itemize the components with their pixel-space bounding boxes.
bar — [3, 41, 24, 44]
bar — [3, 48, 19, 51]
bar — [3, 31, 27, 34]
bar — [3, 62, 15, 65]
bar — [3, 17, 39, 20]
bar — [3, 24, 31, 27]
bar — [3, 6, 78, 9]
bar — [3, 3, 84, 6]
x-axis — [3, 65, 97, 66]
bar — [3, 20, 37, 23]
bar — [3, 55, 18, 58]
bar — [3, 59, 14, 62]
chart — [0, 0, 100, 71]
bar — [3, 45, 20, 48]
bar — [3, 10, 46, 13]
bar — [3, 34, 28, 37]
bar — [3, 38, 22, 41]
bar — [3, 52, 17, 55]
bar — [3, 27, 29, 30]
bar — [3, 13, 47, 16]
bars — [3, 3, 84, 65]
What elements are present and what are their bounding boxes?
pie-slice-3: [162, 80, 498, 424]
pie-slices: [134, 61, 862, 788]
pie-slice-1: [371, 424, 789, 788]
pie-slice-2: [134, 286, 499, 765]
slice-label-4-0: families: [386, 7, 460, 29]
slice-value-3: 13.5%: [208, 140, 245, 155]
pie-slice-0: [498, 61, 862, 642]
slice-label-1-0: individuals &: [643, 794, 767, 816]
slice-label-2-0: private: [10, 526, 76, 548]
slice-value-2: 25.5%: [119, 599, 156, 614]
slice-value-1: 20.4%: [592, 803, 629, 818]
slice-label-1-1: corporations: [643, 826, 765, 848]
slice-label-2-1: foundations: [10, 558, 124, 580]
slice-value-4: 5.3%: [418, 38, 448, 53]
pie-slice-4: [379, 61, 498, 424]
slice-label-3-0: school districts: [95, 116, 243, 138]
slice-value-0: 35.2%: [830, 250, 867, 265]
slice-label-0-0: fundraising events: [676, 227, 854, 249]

+-------+

• **What this task involves**: Reproduce every line of the two items above verbatim, keeping their original order.

• **Task output**:
itemize the components with their pixel-space bounding boxes.
bar — [3, 41, 24, 44]
bar — [3, 48, 19, 51]
bar — [3, 31, 27, 34]
bar — [3, 62, 15, 65]
bar — [3, 17, 39, 20]
bar — [3, 24, 31, 27]
bar — [3, 6, 78, 9]
bar — [3, 3, 84, 6]
x-axis — [3, 65, 97, 66]
bar — [3, 20, 37, 23]
bar — [3, 55, 18, 58]
bar — [3, 59, 14, 62]
chart — [0, 0, 100, 71]
bar — [3, 45, 20, 48]
bar — [3, 10, 46, 13]
bar — [3, 34, 28, 37]
bar — [3, 38, 22, 41]
bar — [3, 52, 17, 55]
bar — [3, 27, 29, 30]
bar — [3, 13, 47, 16]
bars — [3, 3, 84, 65]
What elements are present and what are their bounding boxes?
pie-slice-3: [162, 80, 498, 424]
pie-slices: [134, 61, 862, 788]
pie-slice-1: [371, 424, 789, 788]
pie-slice-2: [134, 286, 499, 765]
slice-label-4-0: families: [386, 7, 460, 29]
slice-value-3: 13.5%: [208, 140, 245, 155]
pie-slice-0: [498, 61, 862, 642]
slice-label-1-0: individuals &: [643, 794, 767, 816]
slice-label-2-0: private: [10, 526, 76, 548]
slice-value-2: 25.5%: [119, 599, 156, 614]
slice-value-1: 20.4%: [592, 803, 629, 818]
slice-label-1-1: corporations: [643, 826, 765, 848]
slice-label-2-1: foundations: [10, 558, 124, 580]
slice-value-4: 5.3%: [418, 38, 448, 53]
pie-slice-4: [379, 61, 498, 424]
slice-label-3-0: school districts: [95, 116, 243, 138]
slice-value-0: 35.2%: [830, 250, 867, 265]
slice-label-0-0: fundraising events: [676, 227, 854, 249]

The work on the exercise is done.